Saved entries
◇ ◇ ◇ ◇ ◇

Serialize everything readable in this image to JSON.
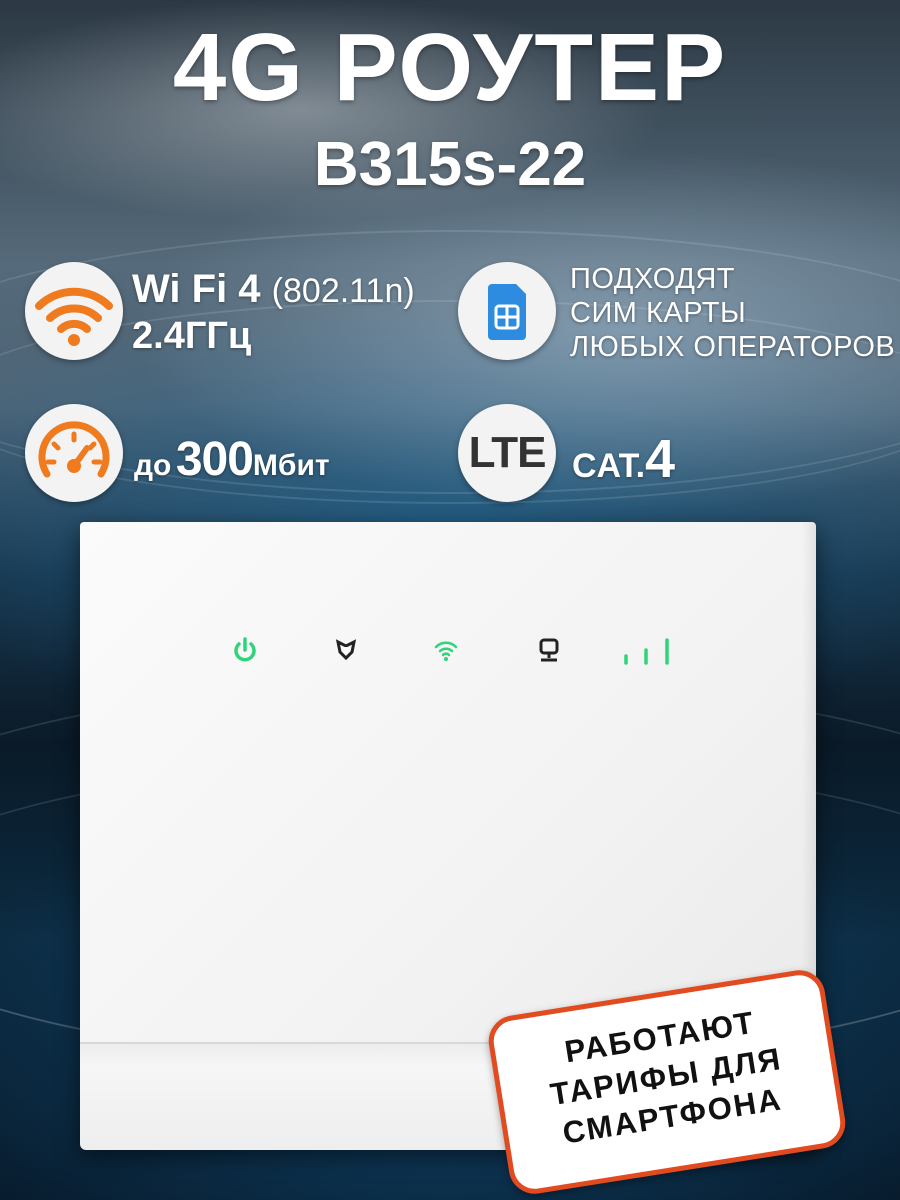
{
  "header": {
    "title": "4G РОУТЕР",
    "model": "B315s-22"
  },
  "features": {
    "wifi": {
      "icon": "wifi-icon",
      "name": "Wi Fi 4",
      "standard": "(802.11n)",
      "band": "2.4ГГц"
    },
    "sim": {
      "icon": "sim-card-icon",
      "line1": "ПОДХОДЯТ",
      "line2": "СИМ КАРТЫ",
      "line3": "ЛЮБЫХ ОПЕРАТОРОВ"
    },
    "speed": {
      "icon": "speedometer-icon",
      "prefix": "до",
      "value": "300",
      "unit": "Мбит"
    },
    "lte": {
      "badge": "LTE",
      "cat_label": "CAT.",
      "cat_value": "4"
    }
  },
  "router": {
    "leds": [
      "power-icon",
      "network-icon",
      "wifi-icon",
      "lan-icon",
      "signal-icon"
    ],
    "led_color": "#2fd47a"
  },
  "badge": {
    "line1": "РАБОТАЮТ",
    "line2": "ТАРИФЫ ДЛЯ",
    "line3": "СМАРТФОНА",
    "border_color": "#e24b1f"
  },
  "colors": {
    "accent_orange": "#f07a1e",
    "sim_blue": "#2d8be0"
  }
}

◇ ◇ ◇ ◇ ◇

▸ What this task involves: Pictures don't belong in the copy. Restate all the entries exactly.

▸ Solution to this task:
Serialize everything readable in this image to JSON.
{
  "header": {
    "title": "4G РОУТЕР",
    "model": "B315s-22"
  },
  "features": {
    "wifi": {
      "icon": "wifi-icon",
      "name": "Wi Fi 4",
      "standard": "(802.11n)",
      "band": "2.4ГГц"
    },
    "sim": {
      "icon": "sim-card-icon",
      "line1": "ПОДХОДЯТ",
      "line2": "СИМ КАРТЫ",
      "line3": "ЛЮБЫХ ОПЕРАТОРОВ"
    },
    "speed": {
      "icon": "speedometer-icon",
      "prefix": "до",
      "value": "300",
      "unit": "Мбит"
    },
    "lte": {
      "badge": "LTE",
      "cat_label": "CAT.",
      "cat_value": "4"
    }
  },
  "router": {
    "leds": [
      "power-icon",
      "network-icon",
      "wifi-icon",
      "lan-icon",
      "signal-icon"
    ],
    "led_color": "#2fd47a"
  },
  "badge": {
    "line1": "РАБОТАЮТ",
    "line2": "ТАРИФЫ ДЛЯ",
    "line3": "СМАРТФОНА",
    "border_color": "#e24b1f"
  },
  "colors": {
    "accent_orange": "#f07a1e",
    "sim_blue": "#2d8be0"
  }
}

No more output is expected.